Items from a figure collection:
·····
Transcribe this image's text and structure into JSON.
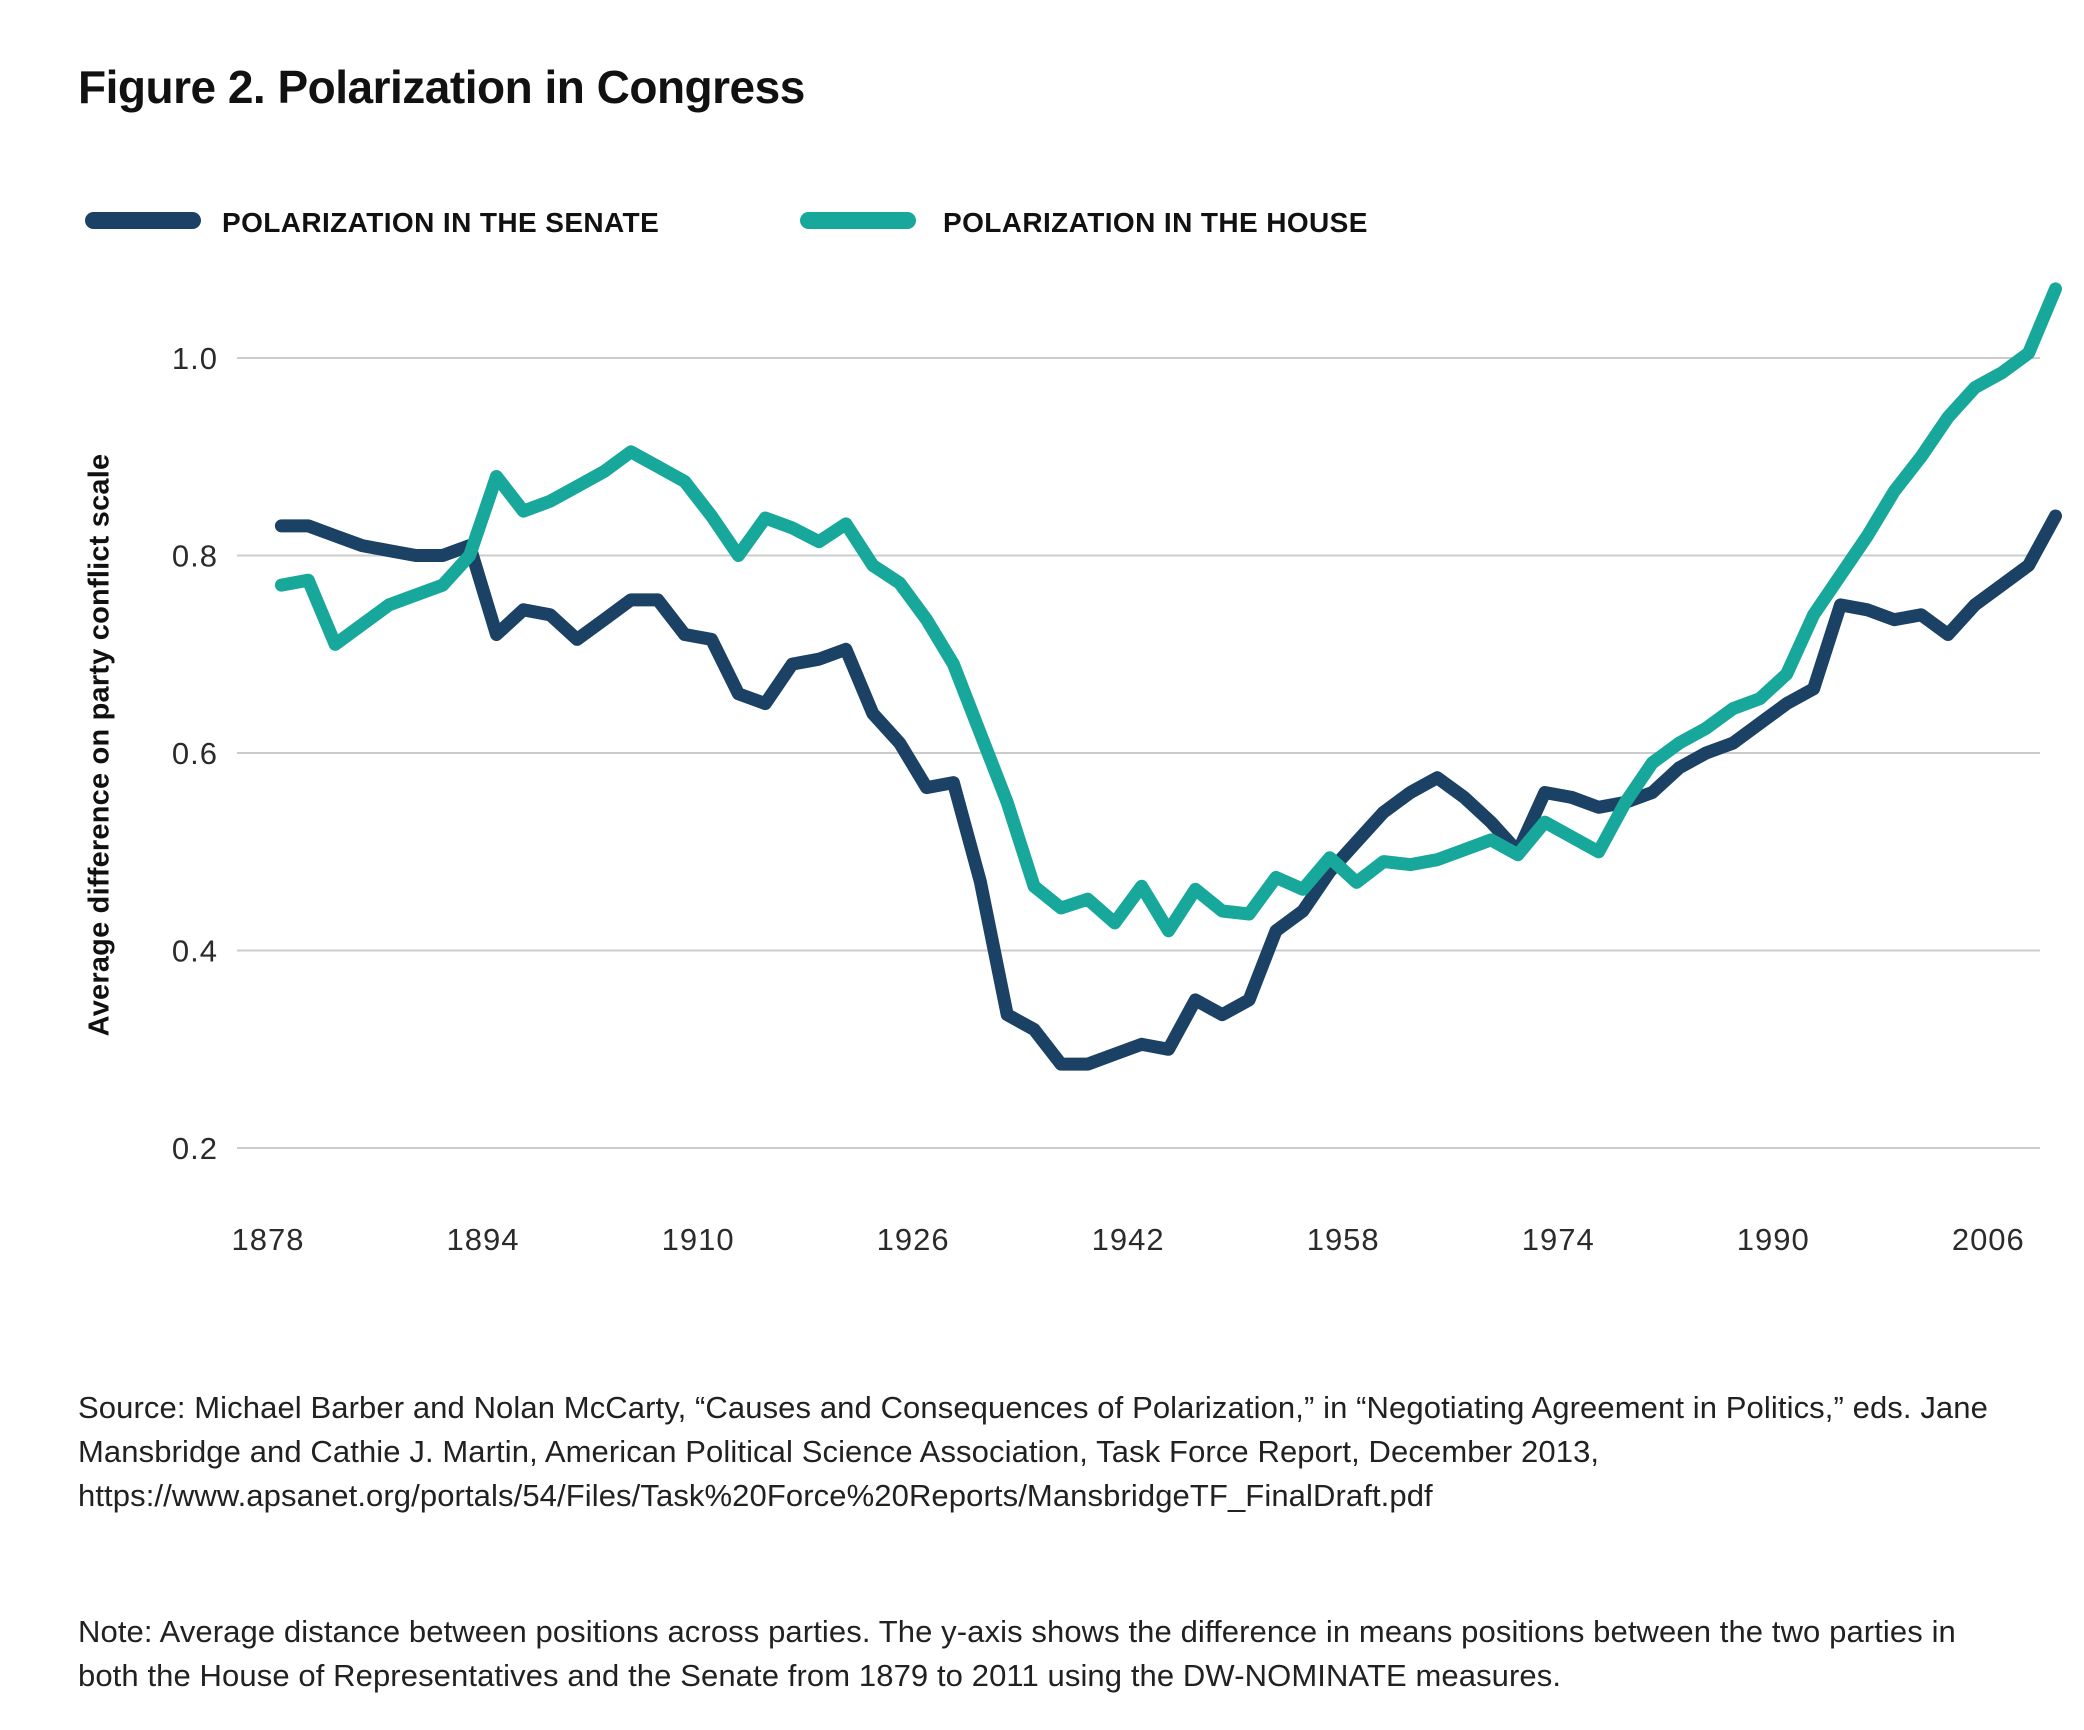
{
  "figure": {
    "title": "Figure 2. Polarization in Congress",
    "source": "Source: Michael Barber and Nolan McCarty, “Causes and Consequences of Polarization,” in “Negotiating Agreement in Politics,” eds. Jane Mansbridge and Cathie J. Martin, American Political Science Association, Task Force Report, December 2013, https://www.apsanet.org/portals/54/Files/Task%20Force%20Reports/MansbridgeTF_FinalDraft.pdf",
    "note": "Note: Average distance between positions across parties. The y-axis shows the difference in means positions between the two parties in both the House of Representatives and the Senate from 1879 to 2011 using the DW-NOMINATE measures."
  },
  "chart_data": {
    "type": "line",
    "title": "Figure 2. Polarization in Congress",
    "xlabel": "",
    "ylabel": "Average difference on party conflict scale",
    "x_start_year": 1879,
    "x_step_years": 2,
    "x_end_year": 2011,
    "x_tick_labels": [
      "1878",
      "1894",
      "1910",
      "1926",
      "1942",
      "1958",
      "1974",
      "1990",
      "2006"
    ],
    "y_tick_labels": [
      "1.0",
      "0.8",
      "0.6",
      "0.4",
      "0.2"
    ],
    "ylim": [
      0.13,
      1.12
    ],
    "grid": "horizontal gridlines only",
    "legend_position": "top-left horizontal",
    "background": "#ffffff",
    "gridline_color": "#cccccc",
    "series": [
      {
        "name": "POLARIZATION IN THE SENATE",
        "color": "#1b4164",
        "values": [
          0.83,
          0.83,
          0.82,
          0.81,
          0.805,
          0.8,
          0.8,
          0.81,
          0.72,
          0.745,
          0.74,
          0.715,
          0.735,
          0.755,
          0.755,
          0.72,
          0.715,
          0.66,
          0.65,
          0.69,
          0.695,
          0.705,
          0.64,
          0.61,
          0.565,
          0.57,
          0.47,
          0.335,
          0.32,
          0.285,
          0.285,
          0.295,
          0.305,
          0.3,
          0.35,
          0.335,
          0.35,
          0.42,
          0.44,
          0.48,
          0.51,
          0.54,
          0.56,
          0.575,
          0.555,
          0.53,
          0.5,
          0.56,
          0.555,
          0.545,
          0.55,
          0.56,
          0.585,
          0.6,
          0.61,
          0.63,
          0.65,
          0.665,
          0.75,
          0.745,
          0.735,
          0.74,
          0.72,
          0.75,
          0.77,
          0.79,
          0.84
        ]
      },
      {
        "name": "POLARIZATION IN THE HOUSE",
        "color": "#18a89b",
        "values": [
          0.77,
          0.775,
          0.71,
          0.73,
          0.75,
          0.76,
          0.77,
          0.8,
          0.88,
          0.845,
          0.855,
          0.87,
          0.885,
          0.905,
          0.89,
          0.875,
          0.84,
          0.8,
          0.838,
          0.828,
          0.814,
          0.832,
          0.79,
          0.772,
          0.735,
          0.69,
          0.62,
          0.55,
          0.465,
          0.443,
          0.452,
          0.428,
          0.465,
          0.42,
          0.462,
          0.44,
          0.437,
          0.474,
          0.462,
          0.494,
          0.469,
          0.49,
          0.487,
          0.492,
          0.502,
          0.512,
          0.497,
          0.53,
          0.515,
          0.5,
          0.55,
          0.59,
          0.61,
          0.625,
          0.645,
          0.655,
          0.68,
          0.74,
          0.78,
          0.82,
          0.865,
          0.9,
          0.94,
          0.97,
          0.985,
          1.005,
          1.07
        ]
      }
    ]
  }
}
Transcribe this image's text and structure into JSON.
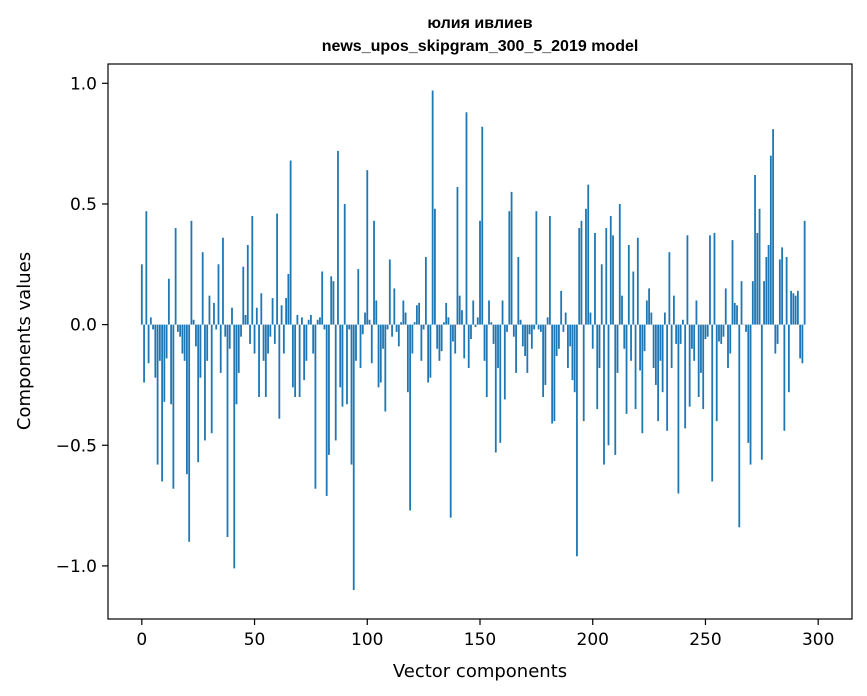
·····
Aim = Give all the entries again exactly, dropping each picture.

Task solution =
Transcribe this image's text and structure into JSON.
{
  "figure": {
    "title": "Figure 2. Polarization in Congress",
    "source": "Source: Michael Barber and Nolan McCarty, “Causes and Consequences of Polarization,” in “Negotiating Agreement in Politics,” eds. Jane Mansbridge and Cathie J. Martin, American Political Science Association, Task Force Report, December 2013, https://www.apsanet.org/portals/54/Files/Task%20Force%20Reports/MansbridgeTF_FinalDraft.pdf",
    "note": "Note: Average distance between positions across parties. The y-axis shows the difference in means positions between the two parties in both the House of Representatives and the Senate from 1879 to 2011 using the DW-NOMINATE measures."
  },
  "chart_data": {
    "type": "line",
    "title": "Figure 2. Polarization in Congress",
    "xlabel": "",
    "ylabel": "Average difference on party conflict scale",
    "x_start_year": 1879,
    "x_step_years": 2,
    "x_end_year": 2011,
    "x_tick_labels": [
      "1878",
      "1894",
      "1910",
      "1926",
      "1942",
      "1958",
      "1974",
      "1990",
      "2006"
    ],
    "y_tick_labels": [
      "1.0",
      "0.8",
      "0.6",
      "0.4",
      "0.2"
    ],
    "ylim": [
      0.13,
      1.12
    ],
    "grid": "horizontal gridlines only",
    "legend_position": "top-left horizontal",
    "background": "#ffffff",
    "gridline_color": "#cccccc",
    "series": [
      {
        "name": "POLARIZATION IN THE SENATE",
        "color": "#1b4164",
        "values": [
          0.83,
          0.83,
          0.82,
          0.81,
          0.805,
          0.8,
          0.8,
          0.81,
          0.72,
          0.745,
          0.74,
          0.715,
          0.735,
          0.755,
          0.755,
          0.72,
          0.715,
          0.66,
          0.65,
          0.69,
          0.695,
          0.705,
          0.64,
          0.61,
          0.565,
          0.57,
          0.47,
          0.335,
          0.32,
          0.285,
          0.285,
          0.295,
          0.305,
          0.3,
          0.35,
          0.335,
          0.35,
          0.42,
          0.44,
          0.48,
          0.51,
          0.54,
          0.56,
          0.575,
          0.555,
          0.53,
          0.5,
          0.56,
          0.555,
          0.545,
          0.55,
          0.56,
          0.585,
          0.6,
          0.61,
          0.63,
          0.65,
          0.665,
          0.75,
          0.745,
          0.735,
          0.74,
          0.72,
          0.75,
          0.77,
          0.79,
          0.84
        ]
      },
      {
        "name": "POLARIZATION IN THE HOUSE",
        "color": "#18a89b",
        "values": [
          0.77,
          0.775,
          0.71,
          0.73,
          0.75,
          0.76,
          0.77,
          0.8,
          0.88,
          0.845,
          0.855,
          0.87,
          0.885,
          0.905,
          0.89,
          0.875,
          0.84,
          0.8,
          0.838,
          0.828,
          0.814,
          0.832,
          0.79,
          0.772,
          0.735,
          0.69,
          0.62,
          0.55,
          0.465,
          0.443,
          0.452,
          0.428,
          0.465,
          0.42,
          0.462,
          0.44,
          0.437,
          0.474,
          0.462,
          0.494,
          0.469,
          0.49,
          0.487,
          0.492,
          0.502,
          0.512,
          0.497,
          0.53,
          0.515,
          0.5,
          0.55,
          0.59,
          0.61,
          0.625,
          0.645,
          0.655,
          0.68,
          0.74,
          0.78,
          0.82,
          0.865,
          0.9,
          0.94,
          0.97,
          0.985,
          1.005,
          1.07
        ]
      }
    ]
  }
}
Transcribe this image's text and structure into JSON.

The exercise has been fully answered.